What needs to be done:
Print the records below line for line with no changes. Leave the pictures out of your answer.

[Extracted data entries]
** BEGIN **
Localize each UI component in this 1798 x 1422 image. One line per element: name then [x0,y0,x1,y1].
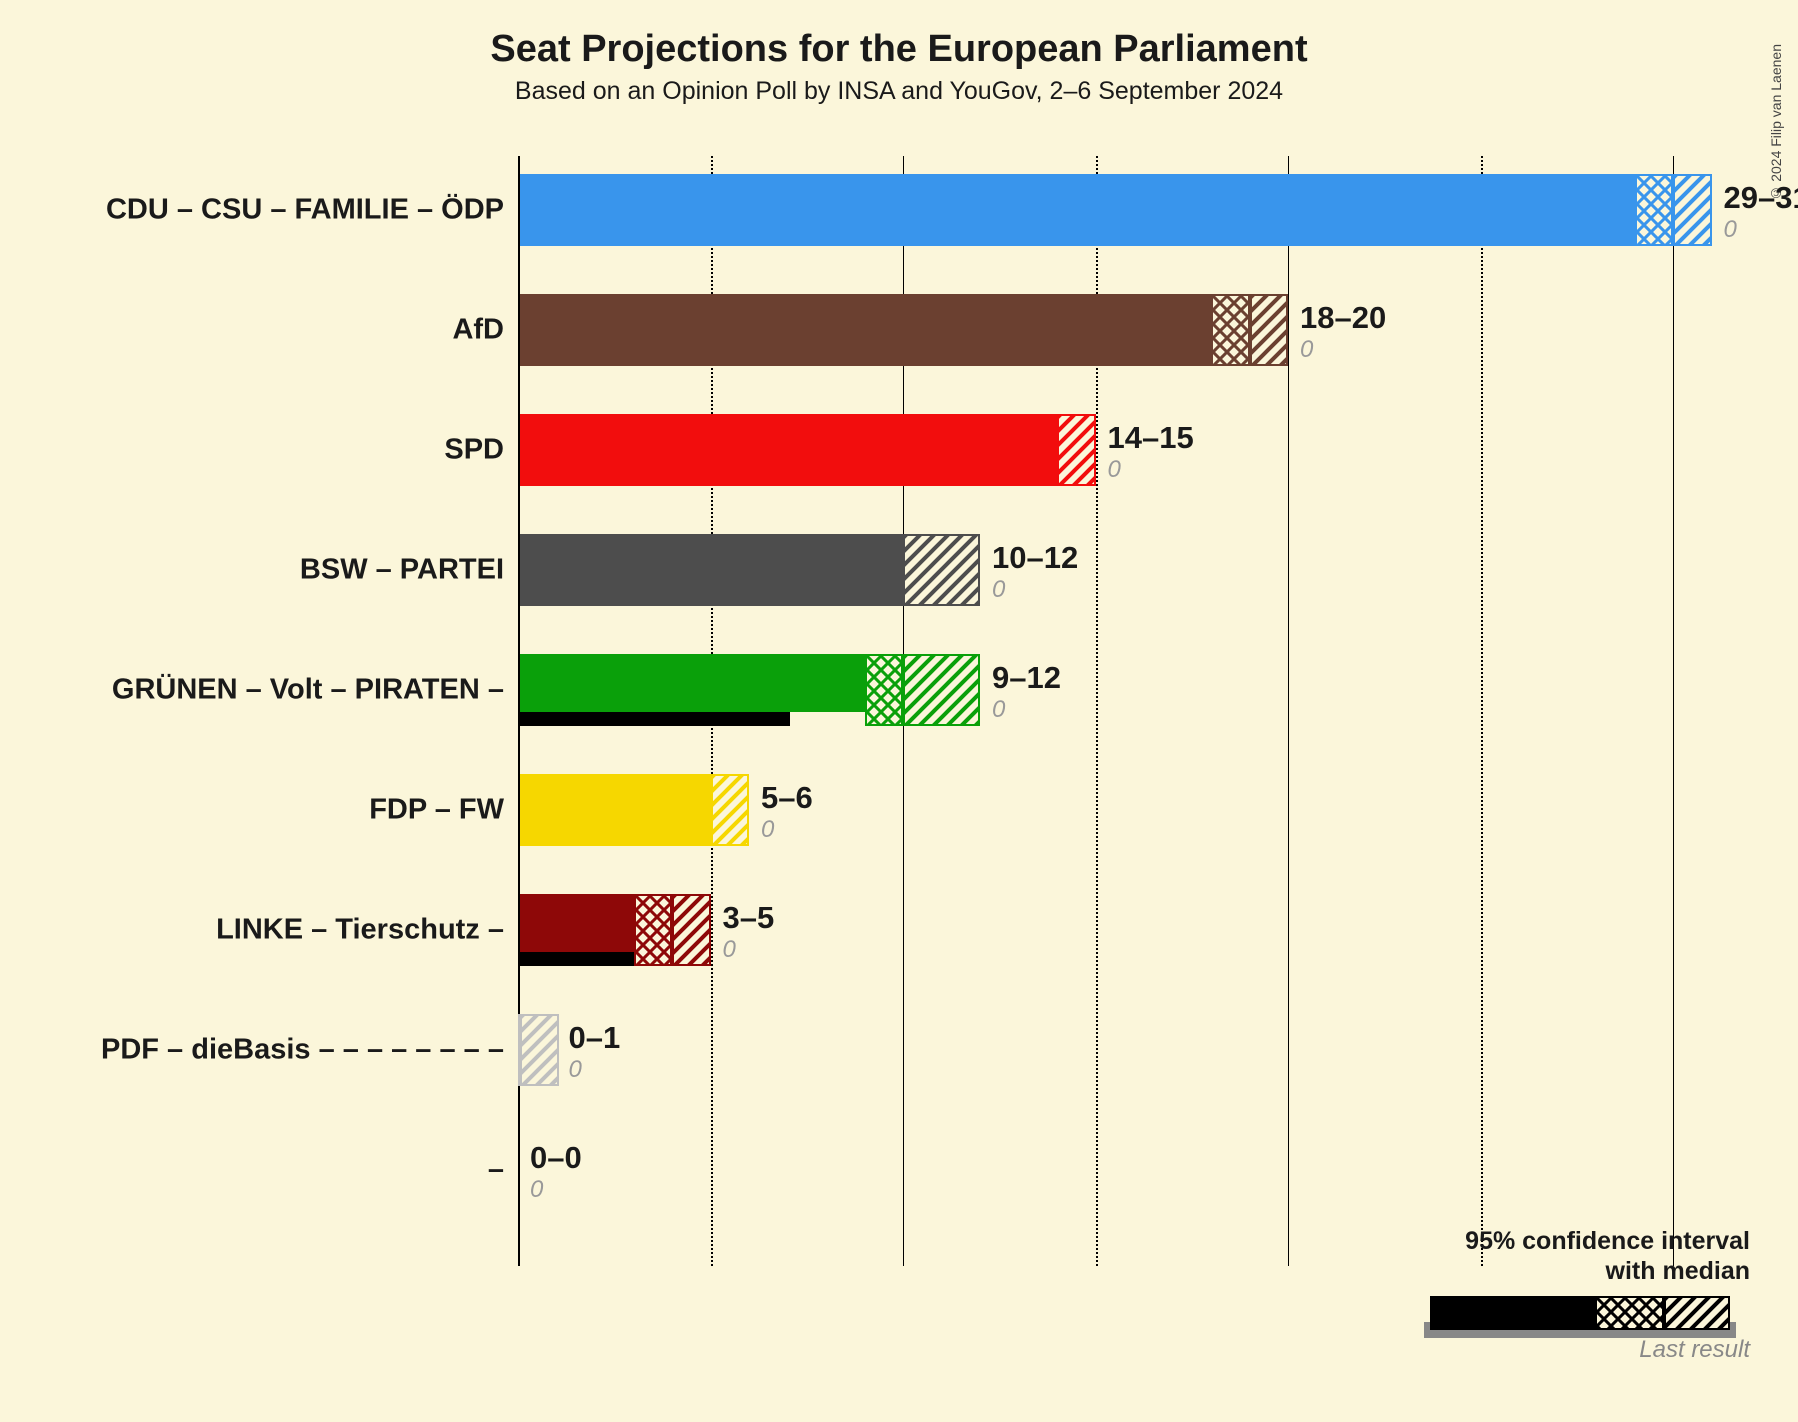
party-row: GRÜNEN – Volt – PIRATEN – 9–120 [0,654,1798,726]
party-row: SPD 14–150 [0,414,1798,486]
seat-prev-label: 0 [1300,336,1313,364]
bar-diagonal [672,894,711,966]
last-result-bar [520,952,636,966]
party-row: FDP – FW 5–60 [0,774,1798,846]
legend-bar-cross [1595,1296,1664,1330]
bar-diagonal [711,774,750,846]
bar-solid [520,294,1213,366]
legend: 95% confidence interval with median Last… [1430,1226,1750,1364]
seat-range-label: 3–5 [723,900,775,936]
seat-prev-label: 0 [569,1056,582,1084]
party-row: CDU – CSU – FAMILIE – ÖDP 29–310 [0,174,1798,246]
party-label: AfD [0,314,504,347]
bar-diagonal [1673,174,1712,246]
legend-title-line2: with median [1606,1257,1750,1285]
seat-range-label: 18–20 [1300,300,1386,336]
party-label: LINKE – Tierschutz – [0,914,504,947]
party-label: BSW – PARTEI [0,554,504,587]
seat-projection-chart: CDU – CSU – FAMILIE – ÖDP29–310AfD18–200… [0,156,1798,1356]
legend-bar-solid [1430,1296,1595,1330]
seat-range-label: 9–12 [992,660,1061,696]
bar-diagonal [1250,294,1289,366]
party-label: SPD [0,434,504,467]
bar-crosshatch [1635,174,1674,246]
seat-prev-label: 0 [992,576,1005,604]
party-row: AfD 18–200 [0,294,1798,366]
seat-prev-label: 0 [530,1176,543,1204]
seat-range-label: 0–1 [569,1020,621,1056]
bar-diagonal [903,654,980,726]
chart-title: Seat Projections for the European Parlia… [0,28,1798,71]
bar-diagonal [1057,414,1096,486]
seat-range-label: 0–0 [530,1140,582,1176]
legend-title: 95% confidence interval with median [1430,1226,1750,1286]
legend-last-result: Last result [1430,1336,1750,1364]
party-label: PDF – dieBasis – – – – – – – – [0,1034,504,1067]
seat-range-label: 5–6 [761,780,813,816]
party-label: – [0,1154,504,1187]
seat-prev-label: 0 [1724,216,1737,244]
bar-crosshatch [865,654,904,726]
bar-solid [520,894,636,952]
bar-solid [520,774,713,846]
bar-diagonal [520,1014,559,1086]
party-row: LINKE – Tierschutz – 3–50 [0,894,1798,966]
bar-diagonal [903,534,980,606]
party-row: PDF – dieBasis – – – – – – – – 0–10 [0,1014,1798,1086]
seat-prev-label: 0 [992,696,1005,724]
last-result-bar [520,712,790,726]
bar-solid [520,414,1059,486]
bar-solid [520,654,867,712]
party-row: BSW – PARTEI 10–120 [0,534,1798,606]
party-label: CDU – CSU – FAMILIE – ÖDP [0,194,504,227]
bar-solid [520,174,1637,246]
seat-range-label: 29–31 [1724,180,1798,216]
legend-title-line1: 95% confidence interval [1465,1227,1750,1255]
bar-crosshatch [1211,294,1250,366]
legend-sample-bar [1430,1296,1750,1330]
seat-prev-label: 0 [761,816,774,844]
seat-prev-label: 0 [1108,456,1121,484]
chart-subtitle: Based on an Opinion Poll by INSA and You… [0,77,1798,106]
legend-bar-diag [1664,1296,1730,1330]
seat-prev-label: 0 [723,936,736,964]
party-label: GRÜNEN – Volt – PIRATEN – [0,674,504,707]
party-row: –0–00 [0,1134,1798,1206]
party-label: FDP – FW [0,794,504,827]
seat-range-label: 10–12 [992,540,1078,576]
bar-crosshatch [634,894,673,966]
bar-solid [520,534,905,606]
seat-range-label: 14–15 [1108,420,1194,456]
** END **
Response for this exercise:
Localize each UI component in this 1798 x 1422 image. One line per element: name then [x0,y0,x1,y1].
party-row: GRÜNEN – Volt – PIRATEN – 9–120 [0,654,1798,726]
party-row: SPD 14–150 [0,414,1798,486]
seat-prev-label: 0 [1300,336,1313,364]
bar-diagonal [672,894,711,966]
last-result-bar [520,952,636,966]
party-row: FDP – FW 5–60 [0,774,1798,846]
legend-bar-cross [1595,1296,1664,1330]
bar-diagonal [711,774,750,846]
bar-solid [520,294,1213,366]
legend: 95% confidence interval with median Last… [1430,1226,1750,1364]
seat-range-label: 3–5 [723,900,775,936]
seat-prev-label: 0 [569,1056,582,1084]
party-row: CDU – CSU – FAMILIE – ÖDP 29–310 [0,174,1798,246]
party-label: AfD [0,314,504,347]
bar-diagonal [1673,174,1712,246]
legend-title-line2: with median [1606,1257,1750,1285]
seat-range-label: 18–20 [1300,300,1386,336]
party-label: LINKE – Tierschutz – [0,914,504,947]
party-label: BSW – PARTEI [0,554,504,587]
seat-projection-chart: CDU – CSU – FAMILIE – ÖDP29–310AfD18–200… [0,156,1798,1356]
legend-bar-solid [1430,1296,1595,1330]
seat-range-label: 9–12 [992,660,1061,696]
bar-diagonal [1250,294,1289,366]
party-label: SPD [0,434,504,467]
bar-crosshatch [1635,174,1674,246]
seat-prev-label: 0 [992,576,1005,604]
party-row: AfD 18–200 [0,294,1798,366]
seat-prev-label: 0 [530,1176,543,1204]
seat-range-label: 0–1 [569,1020,621,1056]
bar-diagonal [903,654,980,726]
chart-title: Seat Projections for the European Parlia… [0,28,1798,71]
bar-diagonal [1057,414,1096,486]
seat-range-label: 0–0 [530,1140,582,1176]
legend-title: 95% confidence interval with median [1430,1226,1750,1286]
legend-last-result: Last result [1430,1336,1750,1364]
party-label: PDF – dieBasis – – – – – – – – [0,1034,504,1067]
seat-range-label: 5–6 [761,780,813,816]
party-label: – [0,1154,504,1187]
seat-prev-label: 0 [1724,216,1737,244]
bar-crosshatch [865,654,904,726]
bar-solid [520,894,636,952]
bar-solid [520,774,713,846]
bar-diagonal [520,1014,559,1086]
party-row: LINKE – Tierschutz – 3–50 [0,894,1798,966]
bar-diagonal [903,534,980,606]
party-row: PDF – dieBasis – – – – – – – – 0–10 [0,1014,1798,1086]
seat-prev-label: 0 [992,696,1005,724]
last-result-bar [520,712,790,726]
bar-solid [520,414,1059,486]
bar-solid [520,654,867,712]
party-row: BSW – PARTEI 10–120 [0,534,1798,606]
party-label: CDU – CSU – FAMILIE – ÖDP [0,194,504,227]
bar-solid [520,174,1637,246]
seat-range-label: 29–31 [1724,180,1798,216]
legend-title-line1: 95% confidence interval [1465,1227,1750,1255]
bar-crosshatch [1211,294,1250,366]
legend-sample-bar [1430,1296,1750,1330]
seat-prev-label: 0 [761,816,774,844]
seat-prev-label: 0 [1108,456,1121,484]
chart-subtitle: Based on an Opinion Poll by INSA and You… [0,77,1798,106]
legend-bar-diag [1664,1296,1730,1330]
seat-prev-label: 0 [723,936,736,964]
party-label: GRÜNEN – Volt – PIRATEN – [0,674,504,707]
party-row: –0–00 [0,1134,1798,1206]
party-label: FDP – FW [0,794,504,827]
seat-range-label: 10–12 [992,540,1078,576]
bar-crosshatch [634,894,673,966]
bar-solid [520,534,905,606]
seat-range-label: 14–15 [1108,420,1194,456]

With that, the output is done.